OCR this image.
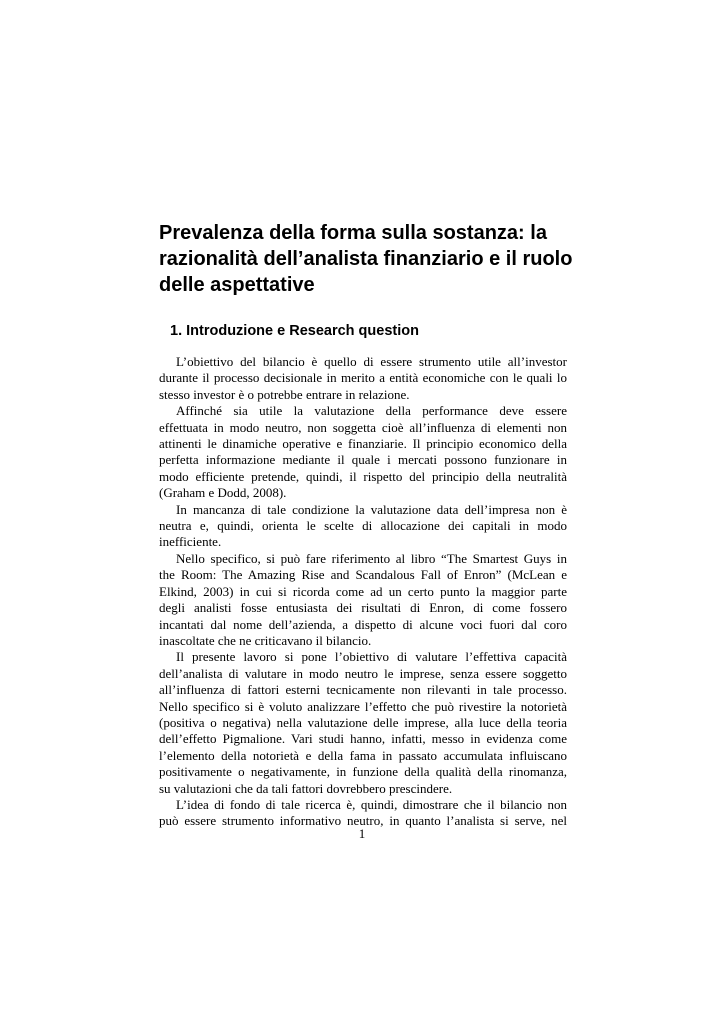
Prevalenza della forma sulla sostanza: la
razionalità dell’analista finanziario e il ruolo
delle aspettative
1. Introduzione e Research question

L’obiettivo del bilancio è quello di essere strumento utile all’investor
durante il processo decisionale in merito a entità economiche con le quali lo
stesso investor è o potrebbe entrare in relazione.

Affinché sia utile la valutazione della performance deve essere
effettuata in modo neutro, non soggetta cioè all’influenza di elementi non
attinenti le dinamiche operative e finanziarie. Il principio economico della
perfetta informazione mediante il quale i mercati possono funzionare in
modo efficiente pretende, quindi, il rispetto del principio della neutralità
(Graham e Dodd, 2008).

In mancanza di tale condizione la valutazione data dell’impresa non è
neutra e, quindi, orienta le scelte di allocazione dei capitali in modo
inefficiente.

Nello specifico, si può fare riferimento al libro “The Smartest Guys in
the Room: The Amazing Rise and Scandalous Fall of Enron” (McLean e
Elkind, 2003) in cui si ricorda come ad un certo punto la maggior parte
degli analisti fosse entusiasta dei risultati di Enron, di come fossero
incantati dal nome dell’azienda, a dispetto di alcune voci fuori dal coro
inascoltate che ne criticavano il bilancio.

Il presente lavoro si pone l’obiettivo di valutare l’effettiva capacità
dell’analista di valutare in modo neutro le imprese, senza essere soggetto
all’influenza di fattori esterni tecnicamente non rilevanti in tale processo.
Nello specifico si è voluto analizzare l’effetto che può rivestire la notorietà
(positiva o negativa) nella valutazione delle imprese, alla luce della teoria
dell’effetto Pigmalione. Vari studi hanno, infatti, messo in evidenza come
l’elemento della notorietà e della fama in passato accumulata influiscano
positivamente o negativamente, in funzione della qualità della rinomanza,
su valutazioni che da tali fattori dovrebbero prescindere.

L’idea di fondo di tale ricerca è, quindi, dimostrare che il bilancio non
può essere strumento informativo neutro, in quanto l’analista si serve, nel

1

## STATED GOAL
In the records, locate each line holding the string "notorietà" and copy it.

## EXPECTED ANSWER
Nello specifico si è voluto analizzare l’effetto che può rivestire la notorietà
l’elemento della notorietà e della fama in passato accumulata influiscano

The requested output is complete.